▶ _WHAT TO DO_: Report how many of the lines below contain the string "value". Give only the number.

▶ _SUPPLIED ENTRIES_:

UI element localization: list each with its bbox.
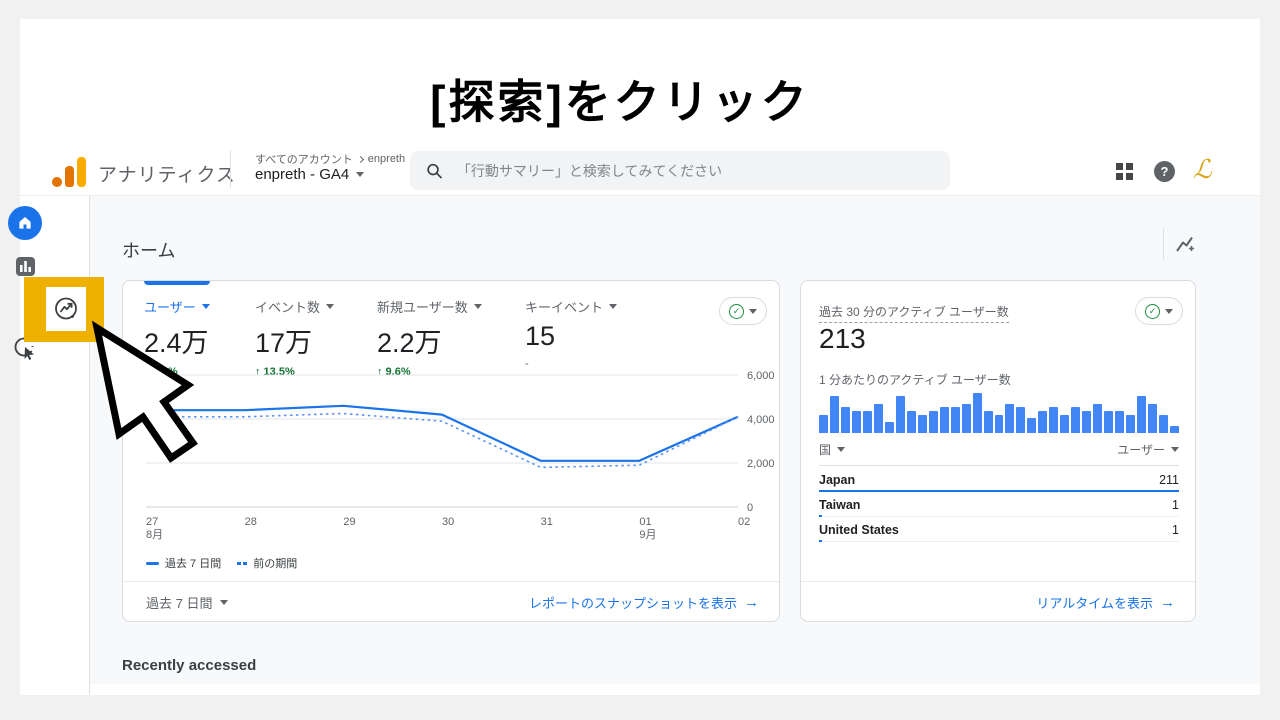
svg-text:29: 29 [343,516,355,528]
dimension-dropdown[interactable]: 国 [819,441,845,458]
home-icon [16,214,34,232]
realtime-bar-chart [819,389,1179,433]
reports-icon [15,256,36,277]
caret-down-icon [1171,447,1179,452]
search-bar[interactable] [410,151,950,190]
realtime-title: 過去 30 分のアクティブ ユーザー数 [819,303,1009,323]
data-quality-badge[interactable]: ✓ [719,297,767,325]
realtime-card-footer: リアルタイムを表示 → [801,582,1195,622]
caret-down-icon [202,304,210,309]
arrow-right-icon: → [744,594,759,611]
metric-value: 2.4万 [144,321,210,360]
caret-down-icon [326,304,334,309]
search-input[interactable] [457,163,934,179]
svg-text:27: 27 [146,516,158,528]
active-users-value: 213 [819,323,866,355]
search-icon [426,162,443,180]
breadcrumb: すべてのアカウント enpreth [255,151,405,167]
apps-grid-icon[interactable] [1116,163,1133,180]
slide-title: [探索]をクリック [0,66,1240,132]
selected-metric-indicator [144,281,210,285]
explore-icon [53,296,79,322]
chevron-right-icon [357,155,364,162]
svg-text:2,000: 2,000 [747,458,775,470]
chart-legend: 過去 7 日間 前の期間 [146,555,297,571]
dashed-line-swatch [237,562,247,565]
svg-text:9月: 9月 [639,529,656,541]
report-snapshot-link[interactable]: レポートのスナップショットを表示 → [529,593,759,612]
solid-line-swatch [146,562,159,565]
data-quality-badge[interactable]: ✓ [1135,297,1183,325]
recently-accessed-title: Recently accessed [122,657,256,674]
overview-card: ユーザー 2.4万 ↑ 2.4% イベント数 17万 ↑ 13.5% 新規ユーザ… [122,280,780,622]
metric-dropdown[interactable]: ユーザー [1117,441,1179,458]
help-button[interactable]: ? [1154,161,1175,182]
breadcrumb-root: すべてのアカウント [255,151,353,167]
insights-divider [1163,228,1164,260]
caret-down-icon [1165,309,1173,314]
caret-down-icon [356,172,364,177]
realtime-card: 過去 30 分のアクティブ ユーザー数 ✓ 213 1 分あたりのアクティブ ユ… [800,280,1196,622]
property-selector[interactable]: enpreth - GA4 [255,166,364,183]
svg-text:8月: 8月 [146,529,163,541]
caret-down-icon [837,447,845,452]
property-selector-label: enpreth - GA4 [255,166,349,183]
sidebar-item-home[interactable] [0,206,50,240]
caret-down-icon [220,600,228,605]
table-row[interactable]: United States 1 [819,517,1179,542]
page-title: ホーム [122,237,175,263]
overview-card-footer: 過去 7 日間 レポートのスナップショットを表示 → [123,582,779,622]
table-row[interactable]: Japan 211 [819,467,1179,492]
header-divider [230,150,231,188]
realtime-table-header: 国 ユーザー [819,441,1179,458]
sidebar-item-explore[interactable] [46,287,86,331]
date-range-dropdown[interactable]: 過去 7 日間 [146,593,228,612]
product-name: アナリティクス [98,160,236,187]
svg-text:02: 02 [738,516,750,528]
breadcrumb-account: enpreth [368,153,405,165]
svg-text:4,000: 4,000 [747,414,775,426]
avatar[interactable]: ℒ [1193,155,1212,185]
metric-tab-key-events[interactable]: キーイベント 15 - [525,297,617,370]
click-highlight-box [24,277,104,342]
caret-down-icon [474,304,482,309]
metric-value: 2.2万 [377,321,482,360]
check-circle-icon: ✓ [1145,304,1160,319]
svg-text:30: 30 [442,516,454,528]
svg-text:01: 01 [639,516,651,528]
view-realtime-link[interactable]: リアルタイムを表示 → [1036,593,1175,612]
users-line-chart: 0 2,000 4,000 6,000 278月 28 29 30 31 019月 02 [146,367,780,551]
insights-button[interactable] [1173,233,1197,257]
metric-tab-new-users[interactable]: 新規ユーザー数 2.2万 ↑ 9.6% [377,297,482,378]
table-row[interactable]: Taiwan 1 [819,492,1179,517]
svg-text:31: 31 [541,516,553,528]
sidebar-item-reports[interactable] [0,256,50,277]
per-minute-label: 1 分あたりのアクティブ ユーザー数 [819,371,1011,388]
legend-previous-label: 前の期間 [253,555,297,571]
analytics-logo-icon [52,157,88,187]
metric-value: 15 [525,321,617,352]
legend-current-label: 過去 7 日間 [165,555,221,571]
country-table: Japan 211 Taiwan 1 United States 1 [819,467,1179,542]
check-circle-icon: ✓ [729,304,744,319]
caret-down-icon [609,304,617,309]
svg-text:0: 0 [747,502,753,514]
help-icon: ? [1161,164,1169,179]
caret-down-icon [749,309,757,314]
home-selected-circle [8,206,42,240]
metric-tab-events[interactable]: イベント数 17万 ↑ 13.5% [255,297,334,378]
insights-icon [1173,233,1197,257]
metric-value: 17万 [255,321,334,360]
cutoff-card-strip [90,684,1260,695]
country-value-bar [819,540,822,542]
svg-text:28: 28 [245,516,257,528]
metric-tab-users[interactable]: ユーザー 2.4万 ↑ 2.4% [144,297,210,378]
table-divider [819,465,1179,466]
arrow-right-icon: → [1160,594,1175,611]
svg-text:6,000: 6,000 [747,370,775,382]
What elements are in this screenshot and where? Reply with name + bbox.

▶ _RESPONSE_: 6